Task requirements → Locate the word "heading" in the entries below, then gather every line that holds it.

Available records →
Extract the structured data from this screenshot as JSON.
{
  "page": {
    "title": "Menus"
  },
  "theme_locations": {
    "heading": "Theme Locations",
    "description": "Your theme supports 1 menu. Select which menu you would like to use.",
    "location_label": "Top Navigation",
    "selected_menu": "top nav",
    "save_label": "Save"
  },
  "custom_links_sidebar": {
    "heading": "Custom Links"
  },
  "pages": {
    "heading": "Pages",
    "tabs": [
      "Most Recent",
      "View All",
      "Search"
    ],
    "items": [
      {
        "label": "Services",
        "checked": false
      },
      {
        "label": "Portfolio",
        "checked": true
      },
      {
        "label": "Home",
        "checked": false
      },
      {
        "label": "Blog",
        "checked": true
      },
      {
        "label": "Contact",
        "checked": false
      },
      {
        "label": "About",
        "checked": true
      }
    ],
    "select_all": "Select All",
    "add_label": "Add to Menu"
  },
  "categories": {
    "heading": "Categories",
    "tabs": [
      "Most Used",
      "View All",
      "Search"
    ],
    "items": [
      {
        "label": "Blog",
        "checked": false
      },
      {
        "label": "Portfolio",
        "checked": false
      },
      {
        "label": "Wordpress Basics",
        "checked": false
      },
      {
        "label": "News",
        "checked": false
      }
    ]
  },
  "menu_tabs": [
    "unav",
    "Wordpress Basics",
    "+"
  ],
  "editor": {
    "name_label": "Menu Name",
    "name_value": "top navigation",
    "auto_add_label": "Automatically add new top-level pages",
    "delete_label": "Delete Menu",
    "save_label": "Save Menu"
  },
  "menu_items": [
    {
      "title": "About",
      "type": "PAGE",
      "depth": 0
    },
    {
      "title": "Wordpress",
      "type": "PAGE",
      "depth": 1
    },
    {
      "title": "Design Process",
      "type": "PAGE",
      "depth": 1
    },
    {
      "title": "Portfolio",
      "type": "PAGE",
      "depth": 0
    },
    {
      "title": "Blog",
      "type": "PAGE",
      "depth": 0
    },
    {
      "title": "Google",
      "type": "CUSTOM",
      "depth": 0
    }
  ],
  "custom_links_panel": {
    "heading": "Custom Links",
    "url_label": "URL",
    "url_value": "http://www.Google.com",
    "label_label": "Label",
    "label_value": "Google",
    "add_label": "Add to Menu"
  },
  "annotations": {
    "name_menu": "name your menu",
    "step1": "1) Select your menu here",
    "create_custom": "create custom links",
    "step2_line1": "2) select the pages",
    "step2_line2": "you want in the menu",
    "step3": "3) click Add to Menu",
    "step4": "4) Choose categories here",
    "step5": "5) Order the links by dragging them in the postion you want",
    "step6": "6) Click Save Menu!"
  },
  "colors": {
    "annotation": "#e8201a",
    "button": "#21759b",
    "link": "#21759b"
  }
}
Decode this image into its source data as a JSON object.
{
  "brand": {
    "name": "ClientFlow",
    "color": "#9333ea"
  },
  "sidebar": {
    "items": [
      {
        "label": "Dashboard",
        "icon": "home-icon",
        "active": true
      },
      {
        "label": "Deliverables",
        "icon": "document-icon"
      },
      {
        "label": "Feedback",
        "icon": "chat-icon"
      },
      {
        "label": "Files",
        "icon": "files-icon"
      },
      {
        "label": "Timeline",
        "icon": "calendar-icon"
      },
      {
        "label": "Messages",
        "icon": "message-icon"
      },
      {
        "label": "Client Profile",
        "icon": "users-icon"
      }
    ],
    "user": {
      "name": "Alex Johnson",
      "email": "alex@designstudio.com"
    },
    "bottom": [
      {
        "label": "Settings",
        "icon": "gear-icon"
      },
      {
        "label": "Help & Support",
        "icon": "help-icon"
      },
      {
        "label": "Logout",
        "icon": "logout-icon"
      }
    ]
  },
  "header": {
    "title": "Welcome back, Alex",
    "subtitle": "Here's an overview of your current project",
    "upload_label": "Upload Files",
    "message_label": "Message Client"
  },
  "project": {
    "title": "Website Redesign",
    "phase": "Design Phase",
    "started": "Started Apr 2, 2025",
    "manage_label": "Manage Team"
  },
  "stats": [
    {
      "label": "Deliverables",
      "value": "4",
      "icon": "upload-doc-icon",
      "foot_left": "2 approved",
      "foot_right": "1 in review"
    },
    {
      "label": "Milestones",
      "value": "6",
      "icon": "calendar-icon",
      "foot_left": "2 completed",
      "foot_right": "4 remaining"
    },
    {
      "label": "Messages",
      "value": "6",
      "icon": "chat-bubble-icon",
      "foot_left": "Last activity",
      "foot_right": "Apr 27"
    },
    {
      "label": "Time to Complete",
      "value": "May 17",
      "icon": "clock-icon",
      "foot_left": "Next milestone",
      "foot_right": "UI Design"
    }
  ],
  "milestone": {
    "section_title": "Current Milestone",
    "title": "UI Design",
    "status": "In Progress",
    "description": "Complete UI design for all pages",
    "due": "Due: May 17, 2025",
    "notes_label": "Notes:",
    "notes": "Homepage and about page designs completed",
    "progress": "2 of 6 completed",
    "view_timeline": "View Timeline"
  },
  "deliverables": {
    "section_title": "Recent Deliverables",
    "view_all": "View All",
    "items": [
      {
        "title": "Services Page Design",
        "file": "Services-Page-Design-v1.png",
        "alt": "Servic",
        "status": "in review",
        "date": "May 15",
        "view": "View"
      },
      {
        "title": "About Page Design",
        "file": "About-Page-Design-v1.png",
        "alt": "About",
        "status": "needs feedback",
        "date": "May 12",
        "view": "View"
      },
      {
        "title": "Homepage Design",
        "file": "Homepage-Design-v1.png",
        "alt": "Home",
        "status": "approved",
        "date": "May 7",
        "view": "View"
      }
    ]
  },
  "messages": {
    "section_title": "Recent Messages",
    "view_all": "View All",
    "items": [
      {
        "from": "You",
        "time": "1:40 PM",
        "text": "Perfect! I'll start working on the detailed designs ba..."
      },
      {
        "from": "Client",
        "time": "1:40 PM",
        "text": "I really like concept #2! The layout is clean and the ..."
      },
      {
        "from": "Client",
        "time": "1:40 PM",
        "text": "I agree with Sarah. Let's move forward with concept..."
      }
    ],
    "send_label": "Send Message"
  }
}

Written response →
    "heading": "Theme Locations",
    "heading": "Custom Links"
    "heading": "Pages",
    "heading": "Categories",
    "heading": "Custom Links",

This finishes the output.